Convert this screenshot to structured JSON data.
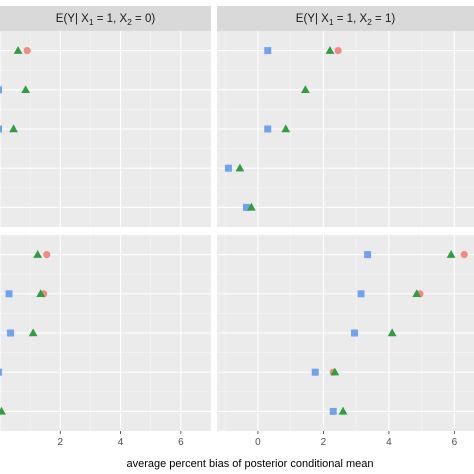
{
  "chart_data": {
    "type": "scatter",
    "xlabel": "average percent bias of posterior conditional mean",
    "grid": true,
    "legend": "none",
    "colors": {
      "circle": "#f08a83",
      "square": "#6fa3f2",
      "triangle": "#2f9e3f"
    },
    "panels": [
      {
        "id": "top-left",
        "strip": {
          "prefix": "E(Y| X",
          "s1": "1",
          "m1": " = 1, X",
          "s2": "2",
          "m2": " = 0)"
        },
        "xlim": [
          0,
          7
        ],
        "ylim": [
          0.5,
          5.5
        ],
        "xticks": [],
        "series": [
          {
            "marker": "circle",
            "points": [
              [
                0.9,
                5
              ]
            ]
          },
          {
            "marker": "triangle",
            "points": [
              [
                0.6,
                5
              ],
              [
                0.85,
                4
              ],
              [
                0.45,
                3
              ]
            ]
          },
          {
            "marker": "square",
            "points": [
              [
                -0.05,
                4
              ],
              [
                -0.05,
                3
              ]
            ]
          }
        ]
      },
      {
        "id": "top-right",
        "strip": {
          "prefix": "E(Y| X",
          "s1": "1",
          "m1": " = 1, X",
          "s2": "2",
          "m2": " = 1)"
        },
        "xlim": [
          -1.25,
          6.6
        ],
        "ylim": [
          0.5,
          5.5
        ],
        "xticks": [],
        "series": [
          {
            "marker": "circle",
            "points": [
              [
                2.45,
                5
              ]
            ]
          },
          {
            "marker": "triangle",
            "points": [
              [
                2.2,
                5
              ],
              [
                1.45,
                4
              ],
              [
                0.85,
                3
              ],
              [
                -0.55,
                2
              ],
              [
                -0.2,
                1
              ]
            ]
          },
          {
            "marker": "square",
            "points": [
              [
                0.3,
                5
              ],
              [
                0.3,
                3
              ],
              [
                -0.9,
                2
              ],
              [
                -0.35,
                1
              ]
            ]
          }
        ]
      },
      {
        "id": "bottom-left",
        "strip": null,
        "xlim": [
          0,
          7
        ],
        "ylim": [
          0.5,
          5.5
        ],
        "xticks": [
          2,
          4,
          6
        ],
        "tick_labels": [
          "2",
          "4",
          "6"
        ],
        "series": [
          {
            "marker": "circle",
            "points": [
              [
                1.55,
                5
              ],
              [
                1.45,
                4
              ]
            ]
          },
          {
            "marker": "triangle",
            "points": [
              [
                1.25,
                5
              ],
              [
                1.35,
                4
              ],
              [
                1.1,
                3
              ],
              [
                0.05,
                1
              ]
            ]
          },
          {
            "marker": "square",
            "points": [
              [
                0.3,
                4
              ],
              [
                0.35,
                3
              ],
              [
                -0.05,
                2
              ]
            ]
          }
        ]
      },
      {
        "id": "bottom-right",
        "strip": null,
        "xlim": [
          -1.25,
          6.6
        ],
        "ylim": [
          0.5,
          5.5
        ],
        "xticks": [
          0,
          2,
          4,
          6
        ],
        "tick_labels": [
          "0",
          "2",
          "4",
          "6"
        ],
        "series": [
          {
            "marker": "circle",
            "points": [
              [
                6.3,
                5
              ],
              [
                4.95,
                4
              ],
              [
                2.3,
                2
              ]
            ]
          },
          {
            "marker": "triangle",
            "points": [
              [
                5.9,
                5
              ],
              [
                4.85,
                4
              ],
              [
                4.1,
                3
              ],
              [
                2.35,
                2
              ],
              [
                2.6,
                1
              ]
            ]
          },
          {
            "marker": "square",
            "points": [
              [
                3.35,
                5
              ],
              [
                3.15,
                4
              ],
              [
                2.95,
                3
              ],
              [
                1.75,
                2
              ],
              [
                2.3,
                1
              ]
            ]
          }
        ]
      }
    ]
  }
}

--

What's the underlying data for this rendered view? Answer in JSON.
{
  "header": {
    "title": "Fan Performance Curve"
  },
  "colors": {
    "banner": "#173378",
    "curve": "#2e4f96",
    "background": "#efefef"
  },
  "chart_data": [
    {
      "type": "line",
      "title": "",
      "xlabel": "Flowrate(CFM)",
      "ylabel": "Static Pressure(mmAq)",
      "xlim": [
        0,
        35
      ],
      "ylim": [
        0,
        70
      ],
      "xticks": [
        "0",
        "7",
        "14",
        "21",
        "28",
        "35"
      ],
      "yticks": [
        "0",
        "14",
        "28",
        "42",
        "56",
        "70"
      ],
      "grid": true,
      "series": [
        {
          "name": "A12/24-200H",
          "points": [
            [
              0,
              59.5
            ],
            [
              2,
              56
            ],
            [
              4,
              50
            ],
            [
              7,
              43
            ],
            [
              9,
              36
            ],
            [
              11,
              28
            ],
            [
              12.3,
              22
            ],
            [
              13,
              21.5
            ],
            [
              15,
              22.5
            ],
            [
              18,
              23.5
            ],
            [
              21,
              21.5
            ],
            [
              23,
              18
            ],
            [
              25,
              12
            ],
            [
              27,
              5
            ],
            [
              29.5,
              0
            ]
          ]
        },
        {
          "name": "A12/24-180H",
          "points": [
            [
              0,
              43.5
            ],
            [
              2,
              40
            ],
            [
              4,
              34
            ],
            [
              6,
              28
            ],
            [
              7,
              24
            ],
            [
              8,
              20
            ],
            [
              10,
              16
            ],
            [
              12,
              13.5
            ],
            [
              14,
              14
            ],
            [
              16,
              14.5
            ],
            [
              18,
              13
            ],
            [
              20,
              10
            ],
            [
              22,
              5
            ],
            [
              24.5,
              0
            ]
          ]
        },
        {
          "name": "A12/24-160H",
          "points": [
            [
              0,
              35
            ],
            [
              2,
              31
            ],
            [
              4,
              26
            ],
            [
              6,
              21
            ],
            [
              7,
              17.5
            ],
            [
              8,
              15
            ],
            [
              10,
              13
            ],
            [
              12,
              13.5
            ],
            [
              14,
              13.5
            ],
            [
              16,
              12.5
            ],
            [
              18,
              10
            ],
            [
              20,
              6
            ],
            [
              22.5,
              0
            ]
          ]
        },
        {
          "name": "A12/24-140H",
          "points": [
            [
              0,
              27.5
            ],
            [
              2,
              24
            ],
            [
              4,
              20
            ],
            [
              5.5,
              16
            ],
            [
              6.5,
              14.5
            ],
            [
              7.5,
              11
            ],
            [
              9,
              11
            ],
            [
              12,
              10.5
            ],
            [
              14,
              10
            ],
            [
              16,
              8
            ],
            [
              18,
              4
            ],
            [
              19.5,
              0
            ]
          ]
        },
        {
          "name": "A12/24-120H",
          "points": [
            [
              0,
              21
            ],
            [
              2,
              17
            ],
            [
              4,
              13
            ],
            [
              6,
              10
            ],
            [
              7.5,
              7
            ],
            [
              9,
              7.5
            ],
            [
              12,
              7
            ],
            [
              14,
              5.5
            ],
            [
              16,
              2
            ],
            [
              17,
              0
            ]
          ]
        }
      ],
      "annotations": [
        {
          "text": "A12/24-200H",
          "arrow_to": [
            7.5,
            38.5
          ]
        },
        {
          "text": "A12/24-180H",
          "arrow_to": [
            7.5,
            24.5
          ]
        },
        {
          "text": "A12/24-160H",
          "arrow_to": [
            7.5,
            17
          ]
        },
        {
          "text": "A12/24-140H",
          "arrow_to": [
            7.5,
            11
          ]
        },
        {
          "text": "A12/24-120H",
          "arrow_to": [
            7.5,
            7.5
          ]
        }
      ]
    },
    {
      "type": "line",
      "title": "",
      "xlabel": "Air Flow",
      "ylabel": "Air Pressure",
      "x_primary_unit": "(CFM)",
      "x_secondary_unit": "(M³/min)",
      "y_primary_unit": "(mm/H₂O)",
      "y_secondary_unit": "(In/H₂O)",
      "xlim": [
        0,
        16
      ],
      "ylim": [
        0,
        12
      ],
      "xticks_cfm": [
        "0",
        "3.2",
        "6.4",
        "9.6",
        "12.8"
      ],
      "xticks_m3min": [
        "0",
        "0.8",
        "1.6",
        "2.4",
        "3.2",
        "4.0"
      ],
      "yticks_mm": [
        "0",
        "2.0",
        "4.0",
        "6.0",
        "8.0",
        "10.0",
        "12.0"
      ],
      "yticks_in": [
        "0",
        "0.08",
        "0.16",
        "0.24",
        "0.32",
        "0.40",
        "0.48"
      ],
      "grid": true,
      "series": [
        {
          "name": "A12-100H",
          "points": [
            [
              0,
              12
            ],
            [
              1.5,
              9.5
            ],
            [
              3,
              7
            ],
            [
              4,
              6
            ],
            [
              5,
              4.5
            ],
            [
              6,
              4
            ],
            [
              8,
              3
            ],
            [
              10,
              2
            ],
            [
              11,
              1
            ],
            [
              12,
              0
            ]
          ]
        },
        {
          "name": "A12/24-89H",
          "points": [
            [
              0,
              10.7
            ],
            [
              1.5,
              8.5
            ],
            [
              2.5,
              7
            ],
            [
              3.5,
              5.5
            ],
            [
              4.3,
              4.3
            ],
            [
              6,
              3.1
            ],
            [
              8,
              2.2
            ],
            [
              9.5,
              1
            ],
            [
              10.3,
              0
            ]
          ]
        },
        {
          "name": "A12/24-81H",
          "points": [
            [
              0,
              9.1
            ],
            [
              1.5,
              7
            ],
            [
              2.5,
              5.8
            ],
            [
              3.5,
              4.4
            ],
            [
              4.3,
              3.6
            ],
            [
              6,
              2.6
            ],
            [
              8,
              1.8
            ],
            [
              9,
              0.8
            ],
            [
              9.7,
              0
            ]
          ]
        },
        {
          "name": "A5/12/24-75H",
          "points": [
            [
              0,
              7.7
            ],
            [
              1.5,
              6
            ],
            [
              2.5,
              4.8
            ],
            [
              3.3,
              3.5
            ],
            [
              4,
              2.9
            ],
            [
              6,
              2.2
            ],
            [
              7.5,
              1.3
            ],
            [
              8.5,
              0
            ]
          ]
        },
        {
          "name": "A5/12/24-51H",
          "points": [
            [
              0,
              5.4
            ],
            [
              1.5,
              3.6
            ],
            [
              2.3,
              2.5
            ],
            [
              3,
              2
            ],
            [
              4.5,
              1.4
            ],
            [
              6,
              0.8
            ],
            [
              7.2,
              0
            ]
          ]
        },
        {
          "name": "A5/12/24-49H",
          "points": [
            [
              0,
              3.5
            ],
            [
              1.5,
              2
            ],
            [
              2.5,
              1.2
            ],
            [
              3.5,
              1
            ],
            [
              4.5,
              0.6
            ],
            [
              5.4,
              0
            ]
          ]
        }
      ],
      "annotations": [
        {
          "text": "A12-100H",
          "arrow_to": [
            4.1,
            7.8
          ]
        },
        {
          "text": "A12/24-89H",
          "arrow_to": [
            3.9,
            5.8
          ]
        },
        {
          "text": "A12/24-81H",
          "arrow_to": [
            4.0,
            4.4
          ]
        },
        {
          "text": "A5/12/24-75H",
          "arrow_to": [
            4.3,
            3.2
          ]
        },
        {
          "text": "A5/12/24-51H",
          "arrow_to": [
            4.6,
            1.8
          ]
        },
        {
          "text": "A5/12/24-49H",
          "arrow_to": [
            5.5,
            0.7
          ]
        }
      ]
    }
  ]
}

-- Exercise prompt --
Gather every line from the listing above in which "Pressure" appears, and copy those lines.

-- Output for this task --
      "ylabel": "Static Pressure(mmAq)",
      "ylabel": "Air Pressure",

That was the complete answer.